Extracted records

..........

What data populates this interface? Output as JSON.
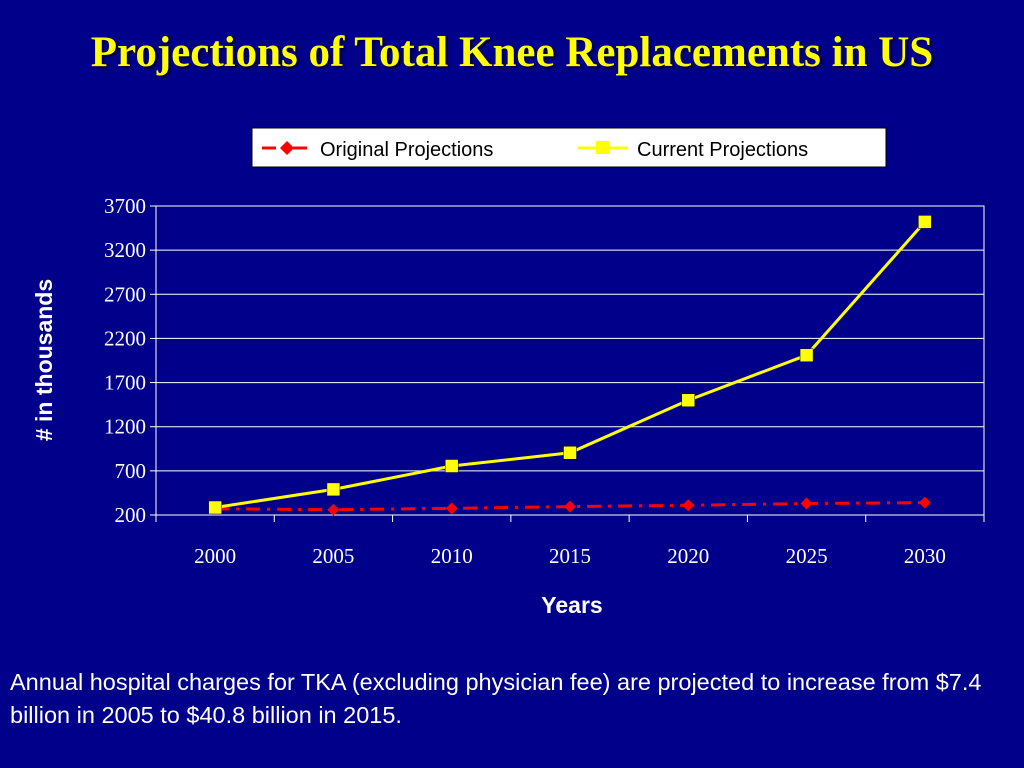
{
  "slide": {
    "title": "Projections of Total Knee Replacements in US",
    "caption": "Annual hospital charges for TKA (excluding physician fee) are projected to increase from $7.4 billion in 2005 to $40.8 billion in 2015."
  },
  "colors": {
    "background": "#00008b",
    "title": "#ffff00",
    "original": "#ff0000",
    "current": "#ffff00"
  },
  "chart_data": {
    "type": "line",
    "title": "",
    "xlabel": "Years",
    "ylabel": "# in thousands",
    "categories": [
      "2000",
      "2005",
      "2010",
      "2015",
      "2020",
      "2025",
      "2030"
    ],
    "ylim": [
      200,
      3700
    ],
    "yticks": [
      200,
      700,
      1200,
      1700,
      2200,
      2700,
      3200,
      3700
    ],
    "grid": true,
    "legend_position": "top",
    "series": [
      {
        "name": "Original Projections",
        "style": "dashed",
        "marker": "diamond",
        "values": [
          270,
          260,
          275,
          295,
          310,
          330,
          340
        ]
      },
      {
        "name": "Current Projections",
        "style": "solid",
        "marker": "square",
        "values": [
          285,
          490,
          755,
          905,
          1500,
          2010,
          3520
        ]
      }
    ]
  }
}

..........

Leave images out of the retyped records; keep all else exact.

What data populates this interface? Output as JSON.
{
  "slide": {
    "title": "Projections of Total Knee Replacements in US",
    "caption": "Annual hospital charges for TKA (excluding physician fee) are projected to increase from $7.4 billion in 2005 to $40.8 billion in 2015."
  },
  "colors": {
    "background": "#00008b",
    "title": "#ffff00",
    "original": "#ff0000",
    "current": "#ffff00"
  },
  "chart_data": {
    "type": "line",
    "title": "",
    "xlabel": "Years",
    "ylabel": "# in thousands",
    "categories": [
      "2000",
      "2005",
      "2010",
      "2015",
      "2020",
      "2025",
      "2030"
    ],
    "ylim": [
      200,
      3700
    ],
    "yticks": [
      200,
      700,
      1200,
      1700,
      2200,
      2700,
      3200,
      3700
    ],
    "grid": true,
    "legend_position": "top",
    "series": [
      {
        "name": "Original Projections",
        "style": "dashed",
        "marker": "diamond",
        "values": [
          270,
          260,
          275,
          295,
          310,
          330,
          340
        ]
      },
      {
        "name": "Current Projections",
        "style": "solid",
        "marker": "square",
        "values": [
          285,
          490,
          755,
          905,
          1500,
          2010,
          3520
        ]
      }
    ]
  }
}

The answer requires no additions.